**Task brief**
Give a verbatim quotation of every record.

**The input**
☆ ☆ ☆ ☆ ☆

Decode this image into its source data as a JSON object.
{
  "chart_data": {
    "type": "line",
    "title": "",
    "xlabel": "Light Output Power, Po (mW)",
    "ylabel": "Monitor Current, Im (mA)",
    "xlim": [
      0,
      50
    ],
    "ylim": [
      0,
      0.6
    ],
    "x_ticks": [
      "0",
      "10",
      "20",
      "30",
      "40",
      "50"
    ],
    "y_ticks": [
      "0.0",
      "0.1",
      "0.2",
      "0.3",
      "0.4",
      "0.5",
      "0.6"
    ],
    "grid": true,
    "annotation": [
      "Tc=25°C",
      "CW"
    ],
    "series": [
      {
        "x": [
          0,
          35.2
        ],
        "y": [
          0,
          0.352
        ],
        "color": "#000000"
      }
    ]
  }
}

☆ ☆ ☆ ☆ ☆

**Reply to the task**
Decode this image into its source data as a JSON object.
{
  "chart_data": {
    "type": "line",
    "title": "",
    "xlabel": "Light Output Power, Po (mW)",
    "ylabel": "Monitor Current, Im (mA)",
    "xlim": [
      0,
      50
    ],
    "ylim": [
      0,
      0.6
    ],
    "x_ticks": [
      "0",
      "10",
      "20",
      "30",
      "40",
      "50"
    ],
    "y_ticks": [
      "0.0",
      "0.1",
      "0.2",
      "0.3",
      "0.4",
      "0.5",
      "0.6"
    ],
    "grid": true,
    "annotation": [
      "Tc=25°C",
      "CW"
    ],
    "series": [
      {
        "x": [
          0,
          35.2
        ],
        "y": [
          0,
          0.352
        ],
        "color": "#000000"
      }
    ]
  }
}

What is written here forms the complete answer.